Short exercise: Tell how many lines carry the word "GARDENS"; the reply is the number and nothing else.
--- begin Given data ---
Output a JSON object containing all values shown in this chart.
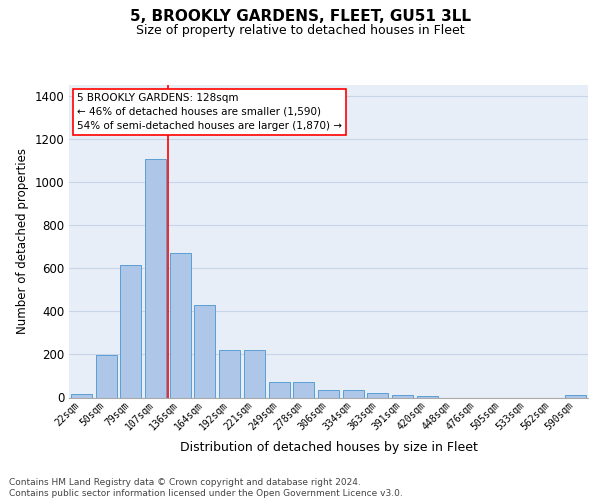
{
  "title": "5, BROOKLY GARDENS, FLEET, GU51 3LL",
  "subtitle": "Size of property relative to detached houses in Fleet",
  "xlabel": "Distribution of detached houses by size in Fleet",
  "ylabel": "Number of detached properties",
  "categories": [
    "22sqm",
    "50sqm",
    "79sqm",
    "107sqm",
    "136sqm",
    "164sqm",
    "192sqm",
    "221sqm",
    "249sqm",
    "278sqm",
    "306sqm",
    "334sqm",
    "363sqm",
    "391sqm",
    "420sqm",
    "448sqm",
    "476sqm",
    "505sqm",
    "533sqm",
    "562sqm",
    "590sqm"
  ],
  "values": [
    18,
    195,
    615,
    1105,
    670,
    430,
    220,
    220,
    73,
    73,
    33,
    33,
    20,
    13,
    8,
    0,
    0,
    0,
    0,
    0,
    13
  ],
  "bar_color": "#aec6e8",
  "bar_edge_color": "#5a9fd4",
  "vline_color": "red",
  "vline_x_index": 3.5,
  "annotation_text": "5 BROOKLY GARDENS: 128sqm\n← 46% of detached houses are smaller (1,590)\n54% of semi-detached houses are larger (1,870) →",
  "annotation_box_facecolor": "white",
  "annotation_box_edgecolor": "red",
  "ylim": [
    0,
    1450
  ],
  "yticks": [
    0,
    200,
    400,
    600,
    800,
    1000,
    1200,
    1400
  ],
  "grid_color": "#c8d4e8",
  "bg_color": "#e8eef8",
  "footer": "Contains HM Land Registry data © Crown copyright and database right 2024.\nContains public sector information licensed under the Open Government Licence v3.0.",
  "title_fontsize": 11,
  "subtitle_fontsize": 9,
  "xlabel_fontsize": 9,
  "ylabel_fontsize": 8.5,
  "annotation_fontsize": 7.5,
  "footer_fontsize": 6.5
}
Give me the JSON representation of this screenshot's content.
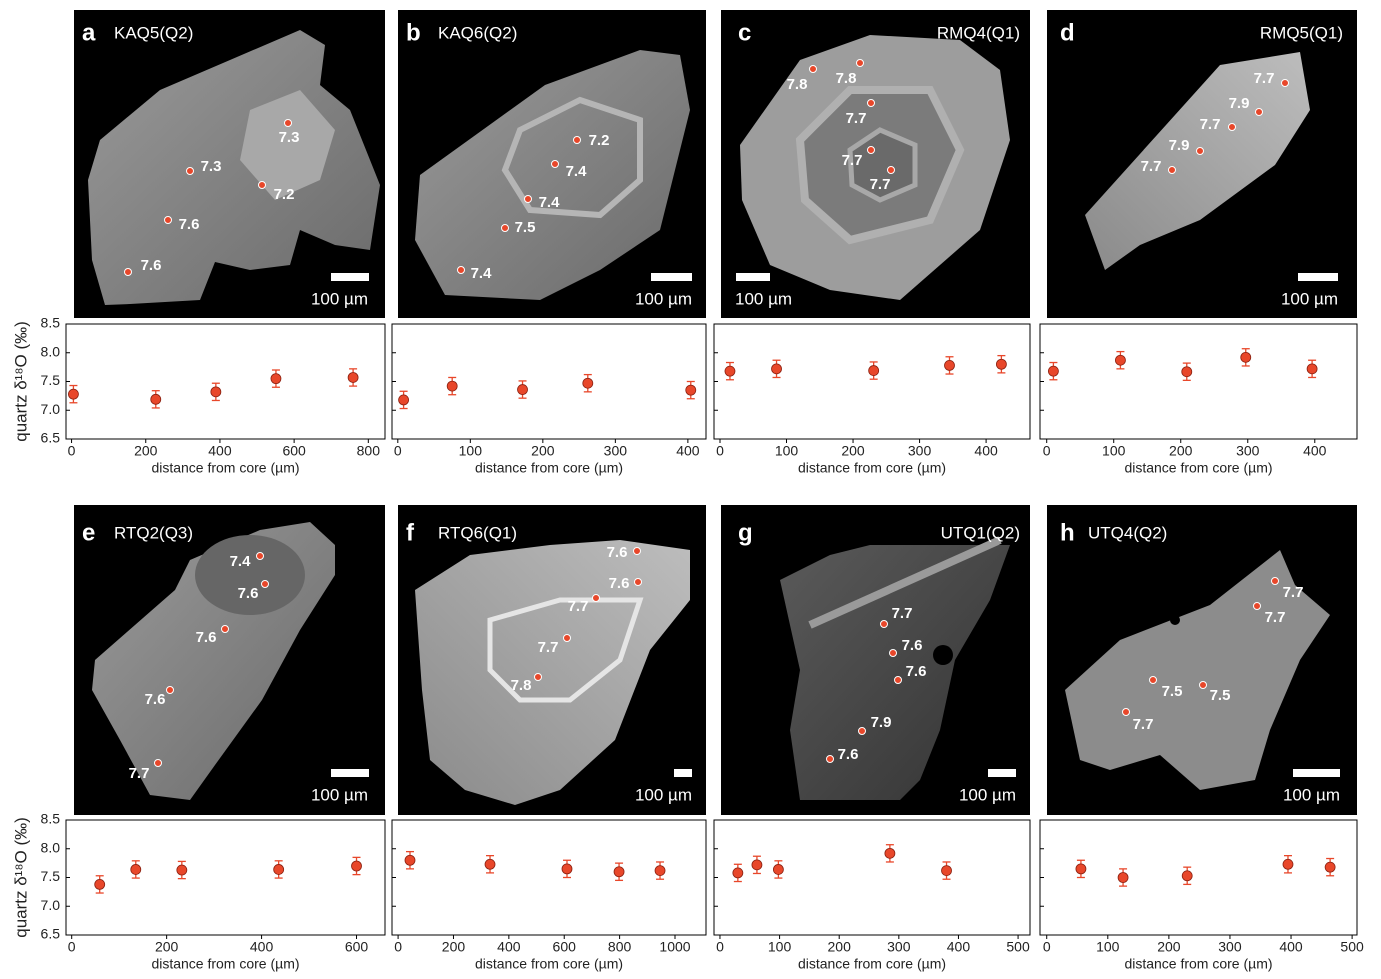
{
  "chart_data": [
    {
      "type": "scatter",
      "panel": "a",
      "sample": "KAQ5(Q2)",
      "scale_label": "100 µm",
      "spots": [
        7.3,
        7.3,
        7.2,
        7.6,
        7.6
      ],
      "ylabel": "quartz δ¹⁸O (‰)",
      "xlabel": "distance from core (µm)",
      "color": "#e8472a",
      "x": [
        5,
        227,
        389,
        551,
        759
      ],
      "values": [
        7.28,
        7.19,
        7.32,
        7.55,
        7.57
      ],
      "errors": [
        0.15,
        0.15,
        0.15,
        0.15,
        0.15
      ],
      "xlim": [
        -15,
        845
      ],
      "xticks": [
        0,
        200,
        400,
        600,
        800
      ],
      "ylim": [
        6.5,
        8.5
      ],
      "yticks": [
        6.5,
        {
          "value": 7,
          "label": "7.0"
        },
        7.5,
        {
          "value": 8,
          "label": "8.0"
        },
        8.5
      ]
    },
    {
      "type": "scatter",
      "panel": "b",
      "sample": "KAQ6(Q2)",
      "scale_label": "100 µm",
      "spots": [
        7.2,
        7.4,
        7.4,
        7.5,
        7.4
      ],
      "xlabel": "distance from core (µm)",
      "color": "#e8472a",
      "x": [
        8,
        75,
        172,
        262,
        404
      ],
      "values": [
        7.18,
        7.42,
        7.36,
        7.47,
        7.35
      ],
      "errors": [
        0.15,
        0.15,
        0.15,
        0.15,
        0.15
      ],
      "xlim": [
        -8,
        425
      ],
      "xticks": [
        0,
        100,
        200,
        300,
        400
      ],
      "ylim": [
        6.5,
        8.5
      ],
      "yticks": [
        6.5,
        7,
        7.5,
        8,
        8.5
      ]
    },
    {
      "type": "scatter",
      "panel": "c",
      "sample": "RMQ4(Q1)",
      "scale_label": "100 µm",
      "spots": [
        7.8,
        7.8,
        7.7,
        7.7,
        7.7
      ],
      "xlabel": "distance from core (µm)",
      "color": "#e8472a",
      "x": [
        15,
        85,
        231,
        345,
        423
      ],
      "values": [
        7.68,
        7.72,
        7.69,
        7.78,
        7.8
      ],
      "errors": [
        0.15,
        0.15,
        0.15,
        0.15,
        0.15
      ],
      "xlim": [
        -9,
        466
      ],
      "xticks": [
        0,
        100,
        200,
        300,
        400
      ],
      "ylim": [
        6.5,
        8.5
      ],
      "yticks": [
        6.5,
        7,
        7.5,
        8,
        8.5
      ]
    },
    {
      "type": "scatter",
      "panel": "d",
      "sample": "RMQ5(Q1)",
      "scale_label": "100 µm",
      "spots": [
        7.7,
        7.9,
        7.7,
        7.9,
        7.7
      ],
      "xlabel": "distance from core (µm)",
      "color": "#e8472a",
      "x": [
        10,
        110,
        209,
        297,
        396
      ],
      "values": [
        7.68,
        7.87,
        7.67,
        7.92,
        7.72
      ],
      "errors": [
        0.15,
        0.15,
        0.15,
        0.15,
        0.15
      ],
      "xlim": [
        -10,
        463
      ],
      "xticks": [
        0,
        100,
        200,
        300,
        400
      ],
      "ylim": [
        6.5,
        8.5
      ],
      "yticks": [
        6.5,
        7,
        7.5,
        8,
        8.5
      ]
    },
    {
      "type": "scatter",
      "panel": "e",
      "sample": "RTQ2(Q3)",
      "scale_label": "100 µm",
      "spots": [
        7.4,
        7.6,
        7.6,
        7.6,
        7.7
      ],
      "ylabel": "quartz δ¹⁸O (‰)",
      "xlabel": "distance from core (µm)",
      "color": "#e8472a",
      "x": [
        59,
        135,
        232,
        436,
        600
      ],
      "values": [
        7.38,
        7.64,
        7.63,
        7.64,
        7.7
      ],
      "errors": [
        0.15,
        0.15,
        0.15,
        0.15,
        0.15
      ],
      "xlim": [
        -12,
        660
      ],
      "xticks": [
        0,
        200,
        400,
        600
      ],
      "ylim": [
        6.5,
        8.5
      ],
      "yticks": [
        6.5,
        {
          "value": 7,
          "label": "7.0"
        },
        7.5,
        {
          "value": 8,
          "label": "8.0"
        },
        8.5
      ]
    },
    {
      "type": "scatter",
      "panel": "f",
      "sample": "RTQ6(Q1)",
      "scale_label": "100 µm",
      "spots": [
        7.6,
        7.6,
        7.7,
        7.7,
        7.8
      ],
      "xlabel": "distance from core (µm)",
      "color": "#e8472a",
      "x": [
        43,
        332,
        610,
        798,
        946
      ],
      "values": [
        7.8,
        7.73,
        7.65,
        7.6,
        7.62
      ],
      "errors": [
        0.15,
        0.15,
        0.15,
        0.15,
        0.15
      ],
      "xlim": [
        -22,
        1112
      ],
      "xticks": [
        0,
        200,
        400,
        600,
        800,
        1000
      ],
      "ylim": [
        6.5,
        8.5
      ],
      "yticks": [
        6.5,
        7,
        7.5,
        8,
        8.5
      ]
    },
    {
      "type": "scatter",
      "panel": "g",
      "sample": "UTQ1(Q2)",
      "scale_label": "100 µm",
      "spots": [
        7.7,
        7.6,
        7.6,
        7.9,
        7.6
      ],
      "xlabel": "distance from core (µm)",
      "color": "#e8472a",
      "x": [
        30,
        62,
        98,
        285,
        380
      ],
      "values": [
        7.58,
        7.72,
        7.64,
        7.92,
        7.62
      ],
      "errors": [
        0.15,
        0.15,
        0.15,
        0.15,
        0.15
      ],
      "xlim": [
        -10,
        520
      ],
      "xticks": [
        0,
        100,
        200,
        300,
        400,
        500
      ],
      "ylim": [
        6.5,
        8.5
      ],
      "yticks": [
        6.5,
        7,
        7.5,
        8,
        8.5
      ]
    },
    {
      "type": "scatter",
      "panel": "h",
      "sample": "UTQ4(Q2)",
      "scale_label": "100 µm",
      "spots": [
        7.7,
        7.7,
        7.5,
        7.5,
        7.7
      ],
      "xlabel": "distance from core (µm)",
      "color": "#e8472a",
      "x": [
        56,
        125,
        230,
        395,
        464
      ],
      "values": [
        7.65,
        7.5,
        7.53,
        7.73,
        7.68
      ],
      "errors": [
        0.15,
        0.15,
        0.15,
        0.15,
        0.15
      ],
      "xlim": [
        -11,
        508
      ],
      "xticks": [
        0,
        100,
        200,
        300,
        400,
        500
      ],
      "ylim": [
        6.5,
        8.5
      ],
      "yticks": [
        6.5,
        7,
        7.5,
        8,
        8.5
      ]
    }
  ]
}
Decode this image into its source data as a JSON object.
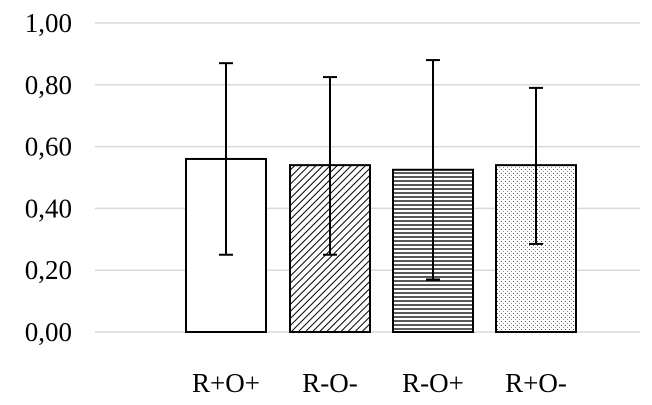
{
  "chart_data": {
    "type": "bar",
    "categories": [
      "R+O+",
      "R-O-",
      "R-O+",
      "R+O-"
    ],
    "values": [
      0.56,
      0.54,
      0.525,
      0.54
    ],
    "error_upper": [
      0.87,
      0.825,
      0.88,
      0.79
    ],
    "error_lower": [
      0.25,
      0.25,
      0.17,
      0.285
    ],
    "ylim": [
      0,
      1.0
    ],
    "y_ticks": [
      0.0,
      0.2,
      0.4,
      0.6,
      0.8,
      1.0
    ],
    "y_tick_labels": [
      "0,00",
      "0,20",
      "0,40",
      "0,60",
      "0,80",
      "1,00"
    ],
    "bar_fills": [
      "solid-white",
      "diagonal-hatch",
      "horizontal-hatch",
      "dotted"
    ],
    "grid": true,
    "title": "",
    "xlabel": "",
    "ylabel": "",
    "colors": {
      "axis_grid": "#d9d9d9",
      "bar_edge": "#000000",
      "bar_fill": "#ffffff"
    }
  }
}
--- end Given data ---
Solution to the exercise: 2